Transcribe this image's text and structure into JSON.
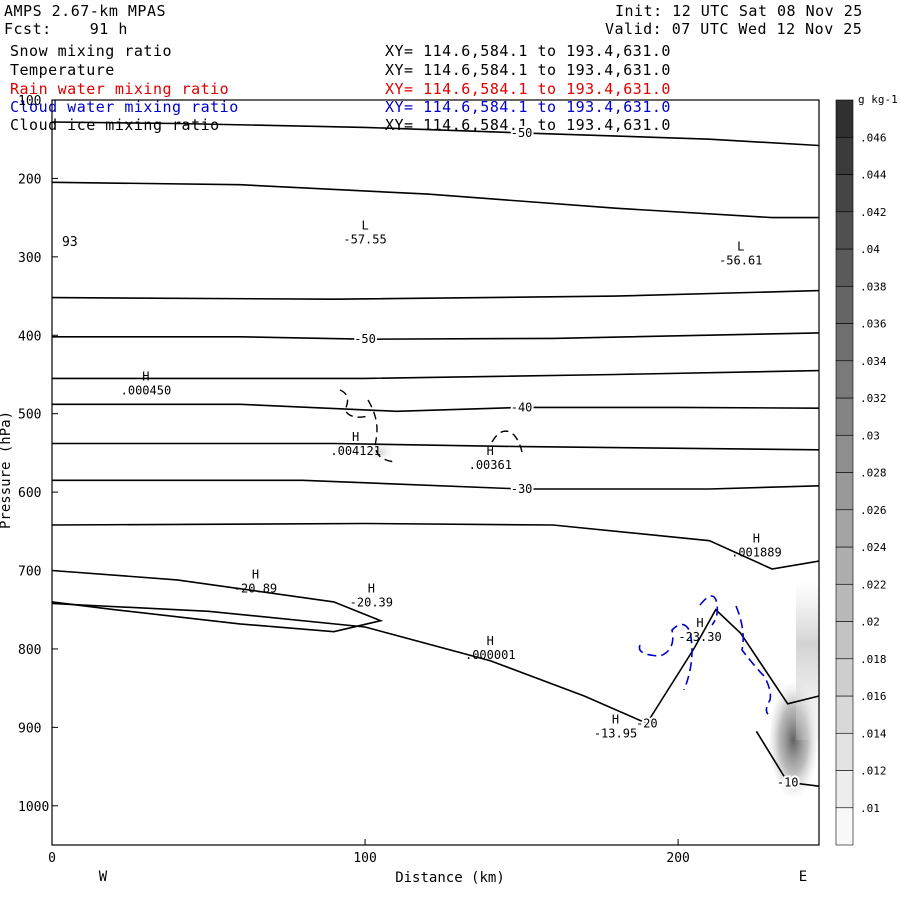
{
  "header": {
    "model": "AMPS 2.67-km MPAS",
    "fcst_label": "Fcst:",
    "fcst_value": "91 h",
    "init": "Init: 12 UTC Sat 08 Nov 25",
    "valid": "Valid: 07 UTC Wed 12 Nov 25"
  },
  "fields": [
    {
      "name": "Snow mixing ratio",
      "xy": "XY= 114.6,584.1 to 193.4,631.0",
      "color": "#000000"
    },
    {
      "name": "Temperature",
      "xy": "XY= 114.6,584.1 to 193.4,631.0",
      "color": "#000000"
    },
    {
      "name": "Rain water mixing ratio",
      "xy": "XY= 114.6,584.1 to 193.4,631.0",
      "color": "#e00000"
    },
    {
      "name": "Cloud water mixing ratio",
      "xy": "XY= 114.6,584.1 to 193.4,631.0",
      "color": "#0000cc"
    },
    {
      "name": "Cloud ice mixing ratio",
      "xy": "XY= 114.6,584.1 to 193.4,631.0",
      "color": "#000000"
    }
  ],
  "chart_data": {
    "type": "contour",
    "xlabel": "Distance (km)",
    "ylabel": "Pressure (hPa)",
    "xlim": [
      0,
      245
    ],
    "ylim": [
      1050,
      100
    ],
    "x_ticks": [
      0,
      100,
      200
    ],
    "y_ticks": [
      100,
      200,
      300,
      400,
      500,
      600,
      700,
      800,
      900,
      1000
    ],
    "left_end_label": "W",
    "right_end_label": "E",
    "stray_label": "93",
    "isotherms": [
      {
        "label": "-50",
        "points": [
          [
            0,
            128
          ],
          [
            40,
            130
          ],
          [
            100,
            135
          ],
          [
            150,
            142
          ],
          [
            210,
            150
          ],
          [
            245,
            158
          ]
        ]
      },
      {
        "label": "",
        "points": [
          [
            0,
            205
          ],
          [
            60,
            208
          ],
          [
            120,
            220
          ],
          [
            180,
            238
          ],
          [
            230,
            250
          ],
          [
            245,
            250
          ]
        ]
      },
      {
        "label": "",
        "points": [
          [
            0,
            352
          ],
          [
            90,
            354
          ],
          [
            180,
            350
          ],
          [
            245,
            343
          ]
        ]
      },
      {
        "label": "-50",
        "points": [
          [
            0,
            402
          ],
          [
            60,
            402
          ],
          [
            100,
            405
          ],
          [
            160,
            404
          ],
          [
            245,
            397
          ]
        ]
      },
      {
        "label": "",
        "points": [
          [
            0,
            455
          ],
          [
            100,
            455
          ],
          [
            180,
            450
          ],
          [
            245,
            445
          ]
        ]
      },
      {
        "label": "-40",
        "points": [
          [
            0,
            488
          ],
          [
            60,
            488
          ],
          [
            110,
            497
          ],
          [
            150,
            492
          ],
          [
            200,
            492
          ],
          [
            245,
            493
          ]
        ]
      },
      {
        "label": "",
        "points": [
          [
            0,
            538
          ],
          [
            90,
            538
          ],
          [
            150,
            542
          ],
          [
            245,
            546
          ]
        ]
      },
      {
        "label": "-30",
        "points": [
          [
            0,
            585
          ],
          [
            80,
            585
          ],
          [
            150,
            596
          ],
          [
            210,
            596
          ],
          [
            245,
            592
          ]
        ]
      },
      {
        "label": "",
        "points": [
          [
            0,
            642
          ],
          [
            100,
            640
          ],
          [
            160,
            642
          ],
          [
            210,
            662
          ],
          [
            230,
            698
          ],
          [
            245,
            688
          ]
        ]
      },
      {
        "label": "",
        "points": [
          [
            0,
            700
          ],
          [
            40,
            712
          ],
          [
            90,
            740
          ],
          [
            105,
            764
          ],
          [
            90,
            778
          ],
          [
            60,
            768
          ],
          [
            20,
            750
          ],
          [
            0,
            740
          ]
        ]
      },
      {
        "label": "-20",
        "points": [
          [
            0,
            742
          ],
          [
            50,
            752
          ],
          [
            100,
            772
          ],
          [
            140,
            815
          ],
          [
            170,
            860
          ],
          [
            190,
            895
          ],
          [
            205,
            800
          ],
          [
            212,
            750
          ],
          [
            220,
            780
          ],
          [
            235,
            870
          ],
          [
            245,
            860
          ]
        ]
      },
      {
        "label": "-10",
        "points": [
          [
            225,
            905
          ],
          [
            235,
            970
          ],
          [
            245,
            975
          ]
        ]
      }
    ],
    "extrema": [
      {
        "type": "L",
        "value": "-57.55",
        "x": 100,
        "p": 265
      },
      {
        "type": "L",
        "value": "-56.61",
        "x": 220,
        "p": 292
      },
      {
        "type": "H",
        "value": ".000450",
        "x": 30,
        "p": 458
      },
      {
        "type": "H",
        "value": ".004121",
        "x": 97,
        "p": 535
      },
      {
        "type": "H",
        "value": ".00361",
        "x": 140,
        "p": 553
      },
      {
        "type": "H",
        "value": ".001889",
        "x": 225,
        "p": 664
      },
      {
        "type": "H",
        "value": "-20.89",
        "x": 65,
        "p": 710
      },
      {
        "type": "H",
        "value": "-20.39",
        "x": 102,
        "p": 728
      },
      {
        "type": "H",
        "value": "-23.30",
        "x": 207,
        "p": 772
      },
      {
        "type": "H",
        "value": ".000001",
        "x": 140,
        "p": 795
      },
      {
        "type": "H",
        "value": "-13.95",
        "x": 180,
        "p": 895
      }
    ],
    "colorbar": {
      "unit": "g kg-1",
      "ticks": [
        ".01",
        ".012",
        ".014",
        ".016",
        ".018",
        ".02",
        ".022",
        ".024",
        ".026",
        ".028",
        ".03",
        ".032",
        ".034",
        ".036",
        ".038",
        ".04",
        ".042",
        ".044",
        ".046"
      ]
    }
  }
}
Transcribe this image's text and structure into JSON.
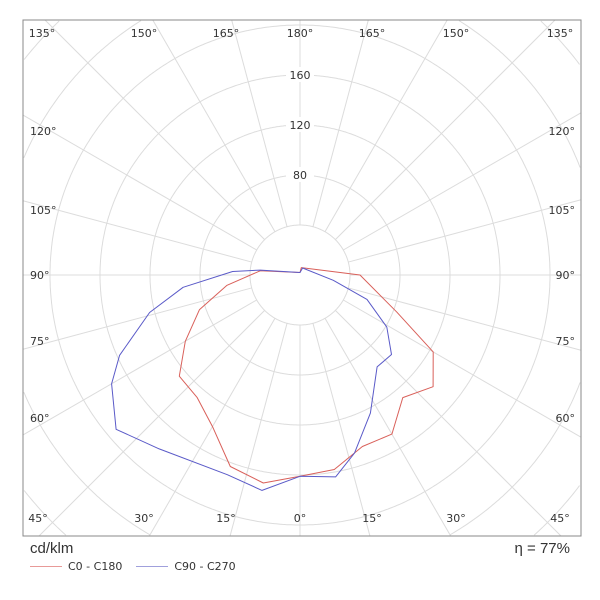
{
  "chart_data": {
    "type": "polar",
    "unit_label": "cd/klm",
    "efficiency_label": "η = 77%",
    "radial_ticks": [
      80,
      120,
      160
    ],
    "radial_rings": [
      40,
      80,
      120,
      160,
      200,
      240,
      280,
      320
    ],
    "angle_labels": {
      "bottom": [
        "45°",
        "30°",
        "15°",
        "0°",
        "15°",
        "30°",
        "45°"
      ],
      "left": [
        "60°",
        "75°",
        "90°",
        "105°",
        "120°"
      ],
      "right": [
        "60°",
        "75°",
        "90°",
        "105°",
        "120°"
      ],
      "top": [
        "135°",
        "150°",
        "165°",
        "180°",
        "165°",
        "150°",
        "135°"
      ]
    },
    "series": [
      {
        "name": "C0 - C180",
        "color": "#d9605a",
        "right_half": [
          [
            0,
            161
          ],
          [
            10,
            158
          ],
          [
            20,
            146
          ],
          [
            30,
            147
          ],
          [
            40,
            128
          ],
          [
            50,
            139
          ],
          [
            60,
            123
          ],
          [
            69,
            83
          ],
          [
            90,
            48
          ],
          [
            170,
            6
          ],
          [
            180,
            2
          ]
        ],
        "left_half": [
          [
            0,
            161
          ],
          [
            10,
            169
          ],
          [
            20,
            163
          ],
          [
            30,
            140
          ],
          [
            40,
            128
          ],
          [
            50,
            126
          ],
          [
            60,
            106
          ],
          [
            71,
            85
          ],
          [
            82,
            59
          ],
          [
            96,
            32
          ],
          [
            180,
            2
          ]
        ]
      },
      {
        "name": "C90 - C270",
        "color": "#5a5ac8",
        "right_half": [
          [
            0,
            161
          ],
          [
            10,
            164
          ],
          [
            17,
            149
          ],
          [
            27,
            124
          ],
          [
            40,
            96
          ],
          [
            49,
            97
          ],
          [
            59,
            81
          ],
          [
            70,
            57
          ],
          [
            81,
            27
          ],
          [
            160,
            6
          ],
          [
            180,
            2
          ]
        ],
        "left_half": [
          [
            0,
            161
          ],
          [
            10,
            175
          ],
          [
            20,
            170
          ],
          [
            39,
            179
          ],
          [
            50,
            192
          ],
          [
            60,
            174
          ],
          [
            66,
            158
          ],
          [
            76,
            124
          ],
          [
            84,
            94
          ],
          [
            93,
            54
          ],
          [
            97,
            32
          ],
          [
            180,
            2
          ]
        ]
      }
    ]
  }
}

───

• _Objective_
Copy all the lines above that hold the string "Cloud".

• _Response to the task_
      "name": "Cloud water mixing ratio",
      "name": "Cloud ice mixing ratio",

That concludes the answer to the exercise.